Filter the records for lines holding the string "Orientation".

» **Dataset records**
=-=-=

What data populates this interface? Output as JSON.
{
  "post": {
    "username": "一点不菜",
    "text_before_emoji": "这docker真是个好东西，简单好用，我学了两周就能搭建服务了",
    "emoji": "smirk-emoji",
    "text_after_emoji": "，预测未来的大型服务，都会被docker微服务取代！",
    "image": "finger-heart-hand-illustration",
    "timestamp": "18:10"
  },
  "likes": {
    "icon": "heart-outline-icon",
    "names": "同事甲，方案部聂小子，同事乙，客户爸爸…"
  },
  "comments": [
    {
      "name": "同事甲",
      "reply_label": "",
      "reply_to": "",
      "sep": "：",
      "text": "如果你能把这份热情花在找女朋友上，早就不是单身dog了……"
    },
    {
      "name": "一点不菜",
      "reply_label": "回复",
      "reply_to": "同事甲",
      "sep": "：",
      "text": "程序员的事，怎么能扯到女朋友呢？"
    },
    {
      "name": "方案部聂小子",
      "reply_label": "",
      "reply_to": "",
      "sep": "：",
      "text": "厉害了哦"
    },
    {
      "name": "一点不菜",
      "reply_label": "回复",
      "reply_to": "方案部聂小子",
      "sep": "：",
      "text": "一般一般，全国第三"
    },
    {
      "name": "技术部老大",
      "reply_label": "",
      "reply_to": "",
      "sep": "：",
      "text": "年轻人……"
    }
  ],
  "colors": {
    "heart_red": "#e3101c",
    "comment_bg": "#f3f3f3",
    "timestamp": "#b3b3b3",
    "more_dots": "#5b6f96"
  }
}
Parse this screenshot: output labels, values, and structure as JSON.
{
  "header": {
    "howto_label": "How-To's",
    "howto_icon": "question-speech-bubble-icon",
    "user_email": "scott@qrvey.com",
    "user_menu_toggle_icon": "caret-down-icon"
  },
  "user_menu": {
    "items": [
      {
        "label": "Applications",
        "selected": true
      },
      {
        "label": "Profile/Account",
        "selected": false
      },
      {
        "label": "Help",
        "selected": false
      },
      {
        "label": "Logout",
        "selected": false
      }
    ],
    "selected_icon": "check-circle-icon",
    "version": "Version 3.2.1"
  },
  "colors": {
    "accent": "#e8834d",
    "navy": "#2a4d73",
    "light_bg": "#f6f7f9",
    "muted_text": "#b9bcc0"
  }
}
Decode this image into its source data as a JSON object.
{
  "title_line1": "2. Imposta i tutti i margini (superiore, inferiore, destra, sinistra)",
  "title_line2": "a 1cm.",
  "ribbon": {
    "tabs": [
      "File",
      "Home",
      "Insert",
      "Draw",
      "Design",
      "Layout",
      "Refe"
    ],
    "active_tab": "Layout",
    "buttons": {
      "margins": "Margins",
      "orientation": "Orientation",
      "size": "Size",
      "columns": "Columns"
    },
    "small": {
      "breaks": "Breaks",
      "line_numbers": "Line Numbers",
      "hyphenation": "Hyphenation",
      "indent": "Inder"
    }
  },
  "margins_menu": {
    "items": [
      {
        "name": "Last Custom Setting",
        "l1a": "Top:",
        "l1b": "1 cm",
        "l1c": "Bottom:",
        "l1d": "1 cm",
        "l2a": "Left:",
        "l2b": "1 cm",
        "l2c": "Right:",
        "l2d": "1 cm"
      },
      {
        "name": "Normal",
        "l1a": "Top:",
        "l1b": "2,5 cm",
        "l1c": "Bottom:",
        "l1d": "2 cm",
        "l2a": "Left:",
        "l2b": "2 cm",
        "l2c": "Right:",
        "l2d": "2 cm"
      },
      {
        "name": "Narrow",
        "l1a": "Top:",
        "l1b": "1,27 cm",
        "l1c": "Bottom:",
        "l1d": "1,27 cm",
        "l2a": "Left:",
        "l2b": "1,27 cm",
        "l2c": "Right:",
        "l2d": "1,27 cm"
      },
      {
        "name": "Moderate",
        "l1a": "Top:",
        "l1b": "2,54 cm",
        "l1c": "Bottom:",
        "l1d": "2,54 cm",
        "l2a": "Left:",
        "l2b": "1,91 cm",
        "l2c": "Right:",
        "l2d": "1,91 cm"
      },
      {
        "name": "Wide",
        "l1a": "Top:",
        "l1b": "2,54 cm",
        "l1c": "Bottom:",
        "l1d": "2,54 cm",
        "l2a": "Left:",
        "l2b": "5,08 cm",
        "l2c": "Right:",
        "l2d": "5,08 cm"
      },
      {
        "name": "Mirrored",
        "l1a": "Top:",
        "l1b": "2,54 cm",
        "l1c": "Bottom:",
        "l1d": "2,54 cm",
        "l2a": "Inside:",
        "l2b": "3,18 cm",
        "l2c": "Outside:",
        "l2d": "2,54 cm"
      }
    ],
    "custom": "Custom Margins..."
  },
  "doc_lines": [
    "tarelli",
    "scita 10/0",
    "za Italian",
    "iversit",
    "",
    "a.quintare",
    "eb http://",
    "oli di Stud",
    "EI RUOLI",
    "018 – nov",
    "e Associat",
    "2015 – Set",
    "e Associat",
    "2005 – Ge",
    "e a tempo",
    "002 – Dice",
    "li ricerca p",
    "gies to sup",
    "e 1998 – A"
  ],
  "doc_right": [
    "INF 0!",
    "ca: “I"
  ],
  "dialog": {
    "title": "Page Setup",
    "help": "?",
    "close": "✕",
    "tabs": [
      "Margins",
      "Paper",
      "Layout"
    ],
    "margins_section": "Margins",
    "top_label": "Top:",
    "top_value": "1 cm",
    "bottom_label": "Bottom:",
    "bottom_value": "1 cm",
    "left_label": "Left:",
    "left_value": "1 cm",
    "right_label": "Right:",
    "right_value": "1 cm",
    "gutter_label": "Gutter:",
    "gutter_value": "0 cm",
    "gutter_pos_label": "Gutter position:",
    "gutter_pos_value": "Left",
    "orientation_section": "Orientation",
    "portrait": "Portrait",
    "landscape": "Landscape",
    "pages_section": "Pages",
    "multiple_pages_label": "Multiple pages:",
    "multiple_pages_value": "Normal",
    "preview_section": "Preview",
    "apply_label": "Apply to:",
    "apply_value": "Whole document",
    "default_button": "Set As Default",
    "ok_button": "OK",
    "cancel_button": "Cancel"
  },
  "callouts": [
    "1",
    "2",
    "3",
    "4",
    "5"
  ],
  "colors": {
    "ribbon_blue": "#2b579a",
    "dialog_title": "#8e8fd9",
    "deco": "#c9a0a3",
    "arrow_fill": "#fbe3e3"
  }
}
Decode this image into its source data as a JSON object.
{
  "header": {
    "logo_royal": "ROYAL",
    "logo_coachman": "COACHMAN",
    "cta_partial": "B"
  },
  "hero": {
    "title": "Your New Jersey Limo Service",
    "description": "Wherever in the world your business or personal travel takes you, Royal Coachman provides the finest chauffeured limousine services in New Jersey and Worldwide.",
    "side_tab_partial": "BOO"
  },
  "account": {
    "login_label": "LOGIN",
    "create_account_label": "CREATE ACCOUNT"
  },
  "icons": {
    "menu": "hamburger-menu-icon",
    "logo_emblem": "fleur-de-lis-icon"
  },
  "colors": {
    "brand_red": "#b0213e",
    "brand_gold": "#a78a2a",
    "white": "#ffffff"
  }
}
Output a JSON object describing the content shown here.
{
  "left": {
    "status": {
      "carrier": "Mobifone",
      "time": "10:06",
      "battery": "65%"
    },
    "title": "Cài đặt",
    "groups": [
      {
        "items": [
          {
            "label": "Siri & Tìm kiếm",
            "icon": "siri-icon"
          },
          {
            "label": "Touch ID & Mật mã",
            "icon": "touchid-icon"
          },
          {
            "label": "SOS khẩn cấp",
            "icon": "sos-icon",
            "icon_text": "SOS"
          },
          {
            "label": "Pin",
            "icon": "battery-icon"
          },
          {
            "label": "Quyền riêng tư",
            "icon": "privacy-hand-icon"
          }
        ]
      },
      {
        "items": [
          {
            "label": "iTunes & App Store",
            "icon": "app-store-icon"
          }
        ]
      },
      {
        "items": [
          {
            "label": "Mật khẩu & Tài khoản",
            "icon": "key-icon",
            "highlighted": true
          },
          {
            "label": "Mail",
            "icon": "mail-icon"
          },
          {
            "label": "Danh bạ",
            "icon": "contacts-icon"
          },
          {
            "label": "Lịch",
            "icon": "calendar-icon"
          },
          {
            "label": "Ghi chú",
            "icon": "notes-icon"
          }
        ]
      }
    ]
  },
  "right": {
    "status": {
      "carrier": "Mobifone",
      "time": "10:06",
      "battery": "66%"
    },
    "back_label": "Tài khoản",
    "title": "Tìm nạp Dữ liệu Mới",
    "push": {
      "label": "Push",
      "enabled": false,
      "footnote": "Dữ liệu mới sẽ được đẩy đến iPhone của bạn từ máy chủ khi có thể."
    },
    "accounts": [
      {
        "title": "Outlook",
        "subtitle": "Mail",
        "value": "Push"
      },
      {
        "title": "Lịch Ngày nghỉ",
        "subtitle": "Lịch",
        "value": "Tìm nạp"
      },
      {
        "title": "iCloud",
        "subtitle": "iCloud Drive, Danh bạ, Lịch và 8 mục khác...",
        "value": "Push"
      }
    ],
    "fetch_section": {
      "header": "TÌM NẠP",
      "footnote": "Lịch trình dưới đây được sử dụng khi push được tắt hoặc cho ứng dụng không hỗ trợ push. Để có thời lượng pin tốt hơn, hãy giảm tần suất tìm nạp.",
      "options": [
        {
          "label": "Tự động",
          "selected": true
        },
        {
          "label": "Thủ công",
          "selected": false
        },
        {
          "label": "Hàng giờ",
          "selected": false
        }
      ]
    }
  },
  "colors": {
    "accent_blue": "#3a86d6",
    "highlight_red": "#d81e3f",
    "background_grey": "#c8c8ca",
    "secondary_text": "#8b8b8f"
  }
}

=-=-=

» **The result**
      "orientation": "Orientation",
    "orientation_section": "Orientation",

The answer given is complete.